**Set exercise:**
Copy the listing below line for line, changing nothing.
● ● ● ●
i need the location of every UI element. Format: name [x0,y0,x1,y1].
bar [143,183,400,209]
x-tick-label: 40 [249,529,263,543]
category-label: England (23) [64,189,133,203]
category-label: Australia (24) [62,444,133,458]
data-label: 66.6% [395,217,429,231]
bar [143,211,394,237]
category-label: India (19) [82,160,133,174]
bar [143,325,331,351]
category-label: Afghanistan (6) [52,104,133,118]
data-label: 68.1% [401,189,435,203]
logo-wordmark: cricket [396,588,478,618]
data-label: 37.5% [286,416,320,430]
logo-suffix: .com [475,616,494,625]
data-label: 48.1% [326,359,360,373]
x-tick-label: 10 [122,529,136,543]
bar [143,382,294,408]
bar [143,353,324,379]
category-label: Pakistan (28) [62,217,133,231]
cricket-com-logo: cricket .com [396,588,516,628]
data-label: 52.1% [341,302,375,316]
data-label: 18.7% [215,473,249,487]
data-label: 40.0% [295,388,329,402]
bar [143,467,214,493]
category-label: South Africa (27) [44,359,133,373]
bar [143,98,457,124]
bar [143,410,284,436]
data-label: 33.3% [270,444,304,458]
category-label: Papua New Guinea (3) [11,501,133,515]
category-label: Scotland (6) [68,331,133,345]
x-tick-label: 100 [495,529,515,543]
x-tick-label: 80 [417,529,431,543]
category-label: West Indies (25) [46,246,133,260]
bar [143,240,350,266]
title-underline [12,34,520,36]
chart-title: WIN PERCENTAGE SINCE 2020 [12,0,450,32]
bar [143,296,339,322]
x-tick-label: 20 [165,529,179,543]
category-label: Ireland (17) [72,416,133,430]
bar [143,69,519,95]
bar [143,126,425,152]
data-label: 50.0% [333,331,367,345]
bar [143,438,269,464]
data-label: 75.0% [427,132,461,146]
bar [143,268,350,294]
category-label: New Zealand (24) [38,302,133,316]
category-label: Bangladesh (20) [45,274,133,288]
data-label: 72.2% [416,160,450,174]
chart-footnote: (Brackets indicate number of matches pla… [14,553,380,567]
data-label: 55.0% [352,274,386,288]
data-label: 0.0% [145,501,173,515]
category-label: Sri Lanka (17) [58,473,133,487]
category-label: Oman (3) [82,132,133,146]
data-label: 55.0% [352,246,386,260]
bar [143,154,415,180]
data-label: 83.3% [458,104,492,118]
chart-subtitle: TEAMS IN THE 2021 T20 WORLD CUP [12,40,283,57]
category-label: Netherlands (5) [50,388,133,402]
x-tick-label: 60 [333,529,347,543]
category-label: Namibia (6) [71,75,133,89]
● ● ● ●
**Task result:**
i need the location of every UI element. Format: name [x0,y0,x1,y1].
bar [143,183,400,209]
x-tick-label: 40 [249,529,263,543]
category-label: England (23) [64,189,133,203]
category-label: Australia (24) [62,444,133,458]
data-label: 66.6% [395,217,429,231]
bar [143,211,394,237]
category-label: India (19) [82,160,133,174]
bar [143,325,331,351]
category-label: Afghanistan (6) [52,104,133,118]
data-label: 68.1% [401,189,435,203]
logo-wordmark: cricket [396,588,478,618]
data-label: 37.5% [286,416,320,430]
logo-suffix: .com [475,616,494,625]
data-label: 48.1% [326,359,360,373]
x-tick-label: 10 [122,529,136,543]
bar [143,382,294,408]
bar [143,353,324,379]
category-label: Pakistan (28) [62,217,133,231]
cricket-com-logo: cricket .com [396,588,516,628]
data-label: 52.1% [341,302,375,316]
data-label: 18.7% [215,473,249,487]
data-label: 40.0% [295,388,329,402]
bar [143,467,214,493]
category-label: South Africa (27) [44,359,133,373]
bar [143,98,457,124]
bar [143,410,284,436]
data-label: 33.3% [270,444,304,458]
category-label: Papua New Guinea (3) [11,501,133,515]
category-label: Scotland (6) [68,331,133,345]
x-tick-label: 100 [495,529,515,543]
x-tick-label: 80 [417,529,431,543]
category-label: West Indies (25) [46,246,133,260]
bar [143,240,350,266]
title-underline [12,34,520,36]
chart-title: WIN PERCENTAGE SINCE 2020 [12,0,450,32]
bar [143,296,339,322]
x-tick-label: 20 [165,529,179,543]
category-label: Ireland (17) [72,416,133,430]
bar [143,69,519,95]
bar [143,126,425,152]
data-label: 50.0% [333,331,367,345]
bar [143,438,269,464]
data-label: 75.0% [427,132,461,146]
bar [143,268,350,294]
category-label: New Zealand (24) [38,302,133,316]
category-label: Bangladesh (20) [45,274,133,288]
data-label: 72.2% [416,160,450,174]
chart-footnote: (Brackets indicate number of matches pla… [14,553,380,567]
data-label: 55.0% [352,274,386,288]
data-label: 0.0% [145,501,173,515]
category-label: Sri Lanka (17) [58,473,133,487]
category-label: Oman (3) [82,132,133,146]
data-label: 55.0% [352,246,386,260]
bar [143,154,415,180]
data-label: 83.3% [458,104,492,118]
chart-subtitle: TEAMS IN THE 2021 T20 WORLD CUP [12,40,283,57]
category-label: Netherlands (5) [50,388,133,402]
x-tick-label: 60 [333,529,347,543]
category-label: Namibia (6) [71,75,133,89]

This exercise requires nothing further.